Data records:
########################################
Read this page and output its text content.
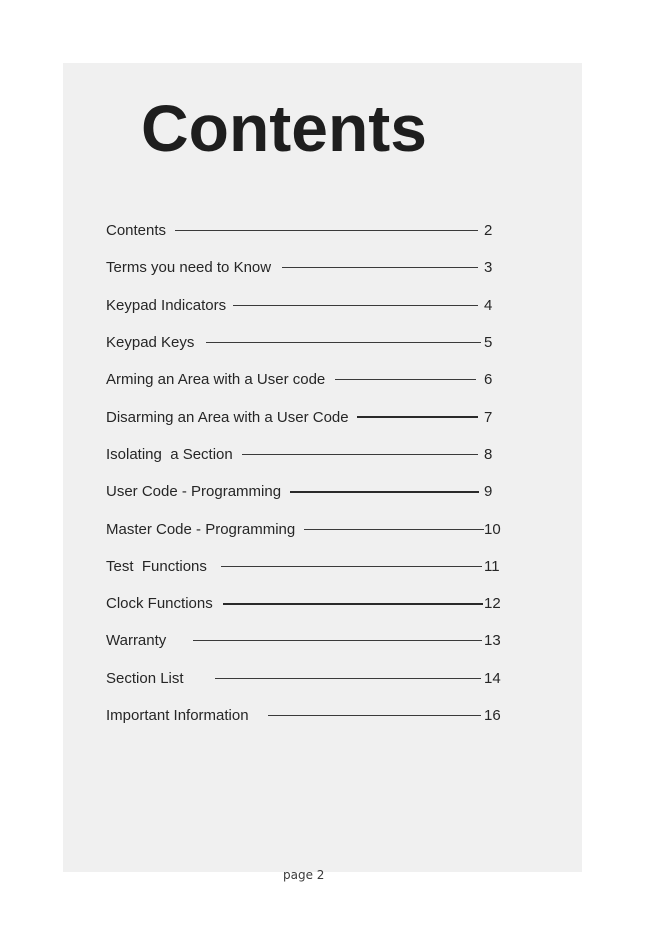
Contents
Contents	2
Terms you need to Know	3
Keypad Indicators	4
Keypad Keys	5
Arming an Area with a User code	6
Disarming an Area with a User Code	7
Isolating  a Section	8
User Code - Programming	9
Master Code - Programming	10
Test  Functions	11
Clock Functions	12
Warranty	13
Section List	14
Important Information	16
page 2
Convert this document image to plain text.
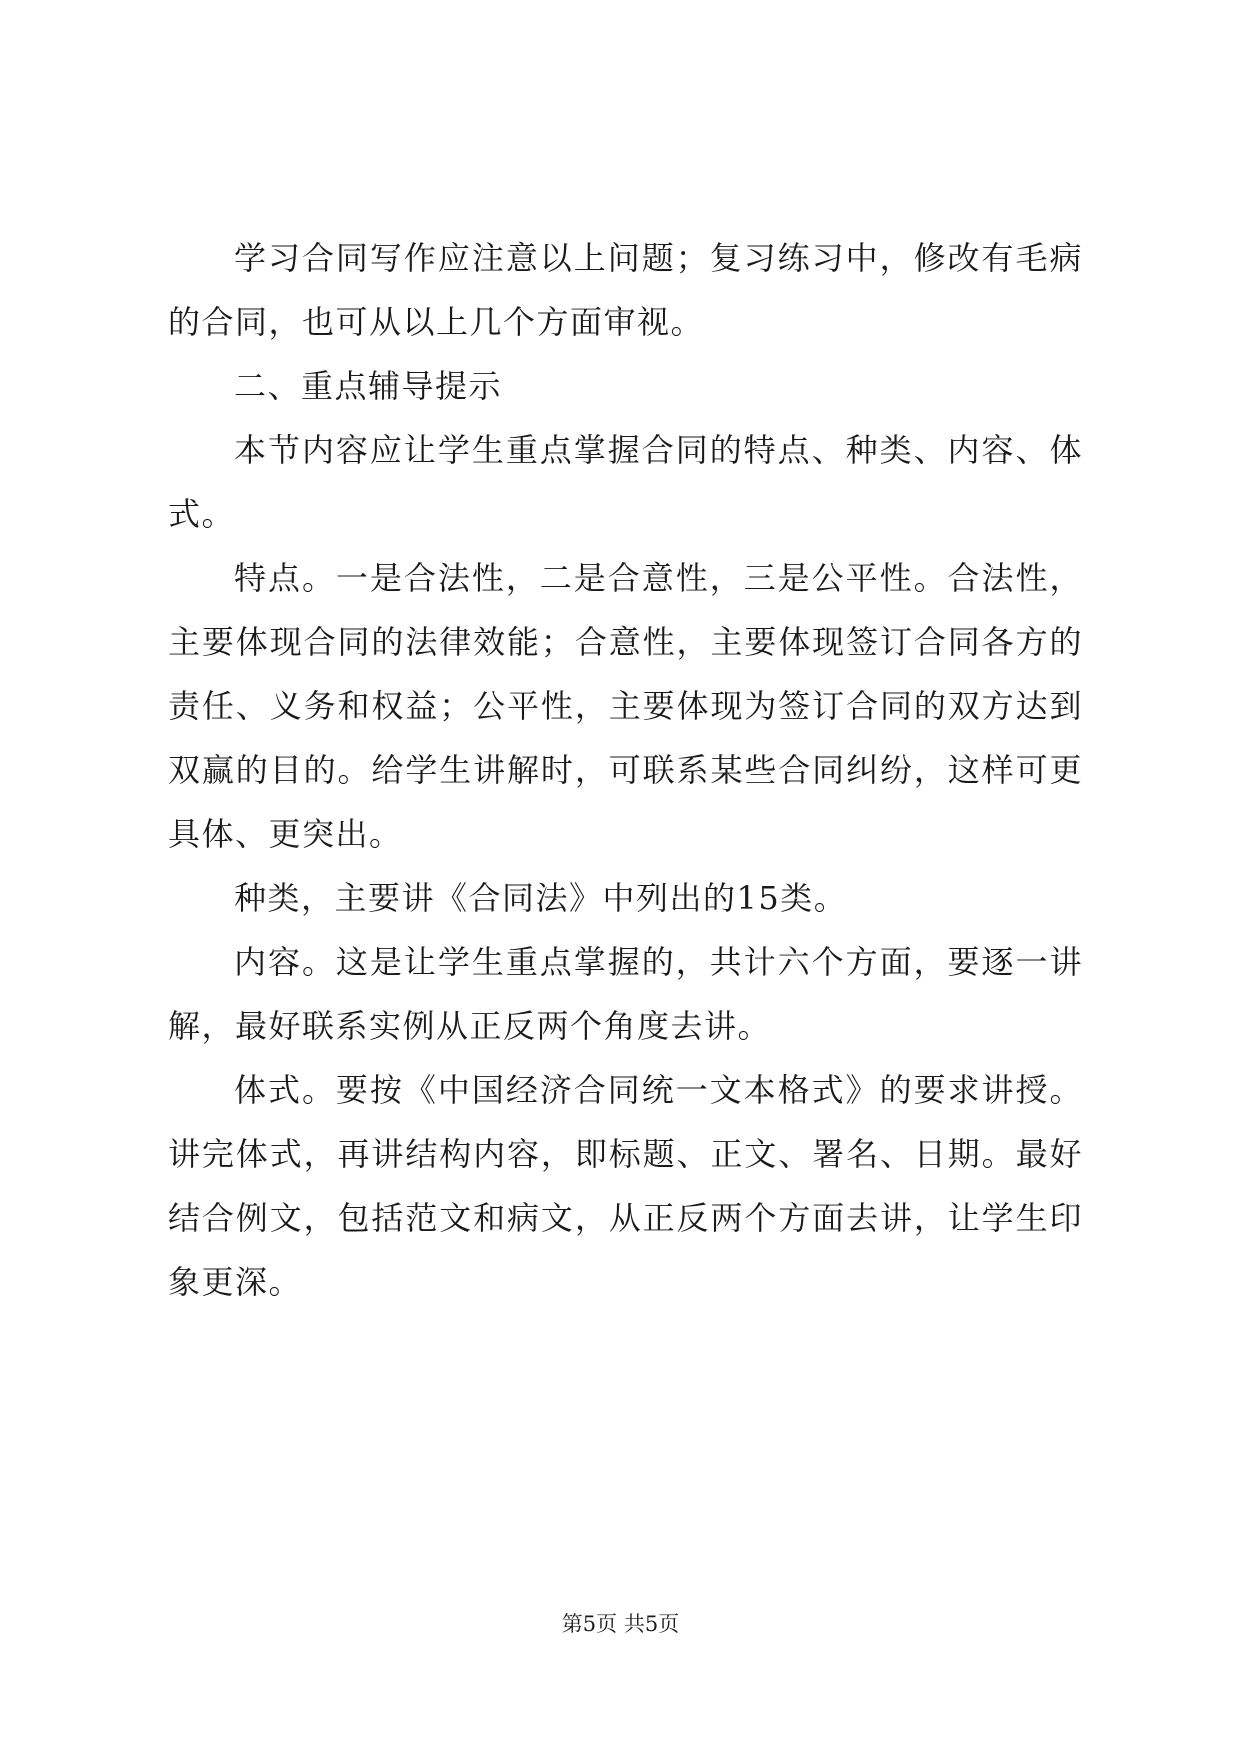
学习合同写作应注意以上问题；复习练习中，修改有毛病的合同，也可从以上几个方面审视。

二、重点辅导提示

本节内容应让学生重点掌握合同的特点、种类、内容、体式。

特点。一是合法性，二是合意性，三是公平性。合法性，主要体现合同的法律效能；合意性，主要体现签订合同各方的责任、义务和权益；公平性，主要体现为签订合同的双方达到双赢的目的。给学生讲解时，可联系某些合同纠纷，这样可更具体、更突出。

种类，主要讲《合同法》中列出的15类。

内容。这是让学生重点掌握的，共计六个方面，要逐一讲解，最好联系实例从正反两个角度去讲。

体式。要按《中国经济合同统一文本格式》的要求讲授。讲完体式，再讲结构内容，即标题、正文、署名、日期。最好结合例文，包括范文和病文，从正反两个方面去讲，让学生印象更深。

第5页 共5页
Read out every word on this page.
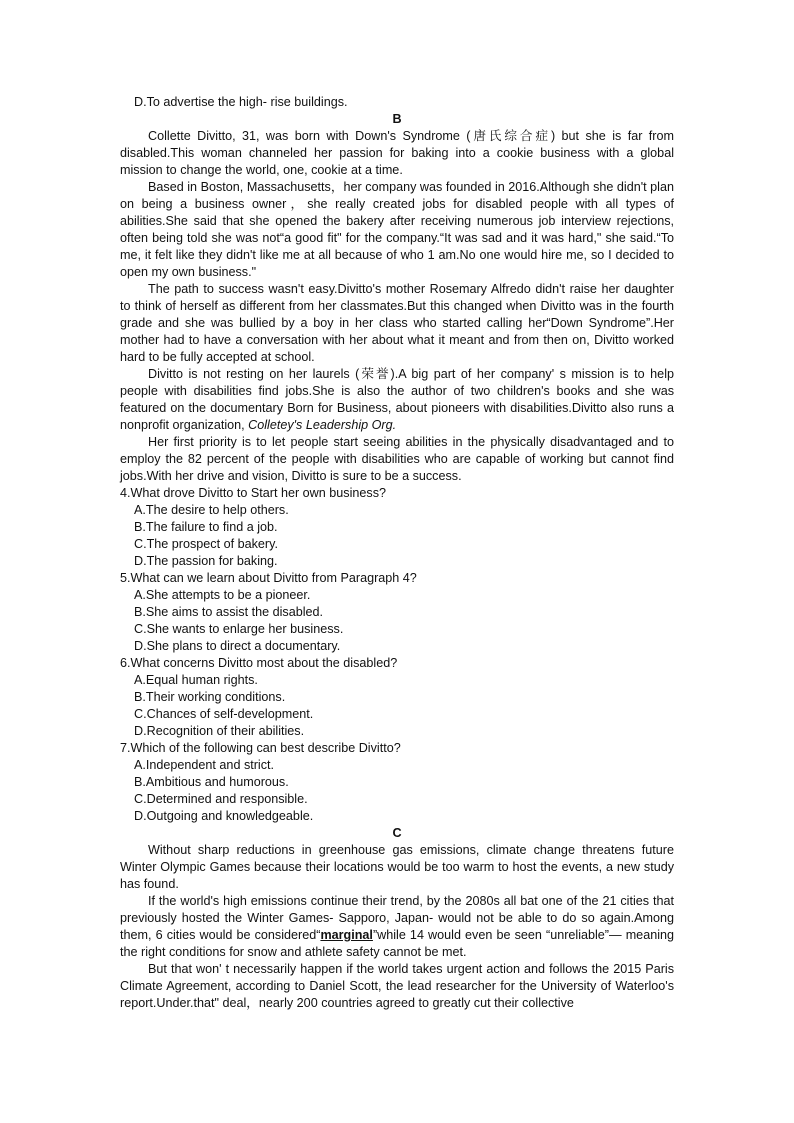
D.To advertise the high- rise buildings.
B

Collette Divitto, 31, was born with Down's Syndrome (唐氏综合症) but she is far from disabled.This woman channeled her passion for baking into a cookie business with a global mission to change the world, one, cookie at a time.

Based in Boston, Massachusetts，her company was founded in 2016.Although she didn't plan on being a business owner，she really created jobs for disabled people with all types of abilities.She said that she opened the bakery after receiving numerous job interview rejections, often being told she was not“a good fit" for the company.“It was sad and it was hard," she said.“To me, it felt like they didn't like me at all because of who 1 am.No one would hire me, so I decided to open my own business."

The path to success wasn't easy.Divitto's mother Rosemary Alfredo didn't raise her daughter to think of herself as different from her classmates.But this changed when Divitto was in the fourth grade and she was bullied by a boy in her class who started calling her“Down Syndrome”.Her mother had to have a conversation with her about what it meant and from then on, Divitto worked hard to be fully accepted at school.

Divitto is not resting on her laurels (荣誉).A big part of her company' s mission is to help people with disabilities find jobs.She is also the author of two children's books and she was featured on the documentary Born for Business, about pioneers with disabilities.Divitto also runs a nonprofit organization, Colletey's Leadership Org.

Her first priority is to let people start seeing abilities in the physically disadvantaged and to employ the 82 percent of the people with disabilities who are capable of working but cannot find jobs.With her drive and vision, Divitto is sure to be a success.

4.What drove Divitto to Start her own business?
A.The desire to help others.
B.The failure to find a job.
C.The prospect of bakery.
D.The passion for baking.
5.What can we learn about Divitto from Paragraph 4?
A.She attempts to be a pioneer.
B.She aims to assist the disabled.
C.She wants to enlarge her business.
D.She plans to direct a documentary.
6.What concerns Divitto most about the disabled?
A.Equal human rights.
B.Their working conditions.
C.Chances of self-development.
D.Recognition of their abilities.
7.Which of the following can best describe Divitto?
A.Independent and strict.
B.Ambitious and humorous.
C.Determined and responsible.
D.Outgoing and knowledgeable.
C

Without sharp reductions in greenhouse gas emissions, climate change threatens future Winter Olympic Games because their locations would be too warm to host the events, a new study has found.

If the world's high emissions continue their trend, by the 2080s all bat one of the 21 cities that previously hosted the Winter Games- Sapporo, Japan- would not be able to do so again.Among them, 6 cities would be considered“marginal”while 14 would even be seen “unreliable”— meaning the right conditions for snow and athlete safety cannot be met.

But that won' t necessarily happen if the world takes urgent action and follows the 2015 Paris Climate Agreement, according to Daniel Scott, the lead researcher for the University of Waterloo's report.Under.that" deal，nearly 200 countries agreed to greatly cut their collective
########################################
*EXERCISE DESCRIPTION:*
Print the whole listing above once more, word for word, without its pictures.

*RIGHT ANSWER:*
Read this page and output its text content.
Contents
Contents	2
Terms you need to Know	3
Keypad Indicators	4
Keypad Keys	5
Arming an Area with a User code	6
Disarming an Area with a User Code	7
Isolating  a Section	8
User Code - Programming	9
Master Code - Programming	10
Test  Functions	11
Clock Functions	12
Warranty	13
Section List	14
Important Information	16
page 2
Convert this document image to plain text.
学习合同写作应注意以上问题；复习练习中，修改有毛病的合同，也可从以上几个方面审视。

二、重点辅导提示

本节内容应让学生重点掌握合同的特点、种类、内容、体式。

特点。一是合法性，二是合意性，三是公平性。合法性，主要体现合同的法律效能；合意性，主要体现签订合同各方的责任、义务和权益；公平性，主要体现为签订合同的双方达到双赢的目的。给学生讲解时，可联系某些合同纠纷，这样可更具体、更突出。

种类，主要讲《合同法》中列出的15类。

内容。这是让学生重点掌握的，共计六个方面，要逐一讲解，最好联系实例从正反两个角度去讲。

体式。要按《中国经济合同统一文本格式》的要求讲授。讲完体式，再讲结构内容，即标题、正文、署名、日期。最好结合例文，包括范文和病文，从正反两个方面去讲，让学生印象更深。

第5页 共5页
Read out every word on this page.
D.To advertise the high- rise buildings.
B

Collette Divitto, 31, was born with Down's Syndrome (唐氏综合症) but she is far from disabled.This woman channeled her passion for baking into a cookie business with a global mission to change the world, one, cookie at a time.

Based in Boston, Massachusetts，her company was founded in 2016.Although she didn't plan on being a business owner，she really created jobs for disabled people with all types of abilities.She said that she opened the bakery after receiving numerous job interview rejections, often being told she was not“a good fit" for the company.“It was sad and it was hard," she said.“To me, it felt like they didn't like me at all because of who 1 am.No one would hire me, so I decided to open my own business."

The path to success wasn't easy.Divitto's mother Rosemary Alfredo didn't raise her daughter to think of herself as different from her classmates.But this changed when Divitto was in the fourth grade and she was bullied by a boy in her class who started calling her“Down Syndrome”.Her mother had to have a conversation with her about what it meant and from then on, Divitto worked hard to be fully accepted at school.

Divitto is not resting on her laurels (荣誉).A big part of her company' s mission is to help people with disabilities find jobs.She is also the author of two children's books and she was featured on the documentary Born for Business, about pioneers with disabilities.Divitto also runs a nonprofit organization, Colletey's Leadership Org.

Her first priority is to let people start seeing abilities in the physically disadvantaged and to employ the 82 percent of the people with disabilities who are capable of working but cannot find jobs.With her drive and vision, Divitto is sure to be a success.

4.What drove Divitto to Start her own business?
A.The desire to help others.
B.The failure to find a job.
C.The prospect of bakery.
D.The passion for baking.
5.What can we learn about Divitto from Paragraph 4?
A.She attempts to be a pioneer.
B.She aims to assist the disabled.
C.She wants to enlarge her business.
D.She plans to direct a documentary.
6.What concerns Divitto most about the disabled?
A.Equal human rights.
B.Their working conditions.
C.Chances of self-development.
D.Recognition of their abilities.
7.Which of the following can best describe Divitto?
A.Independent and strict.
B.Ambitious and humorous.
C.Determined and responsible.
D.Outgoing and knowledgeable.
C

Without sharp reductions in greenhouse gas emissions, climate change threatens future Winter Olympic Games because their locations would be too warm to host the events, a new study has found.

If the world's high emissions continue their trend, by the 2080s all bat one of the 21 cities that previously hosted the Winter Games- Sapporo, Japan- would not be able to do so again.Among them, 6 cities would be considered“marginal”while 14 would even be seen “unreliable”— meaning the right conditions for snow and athlete safety cannot be met.

But that won' t necessarily happen if the world takes urgent action and follows the 2015 Paris Climate Agreement, according to Daniel Scott, the lead researcher for the University of Waterloo's report.Under.that" deal，nearly 200 countries agreed to greatly cut their collective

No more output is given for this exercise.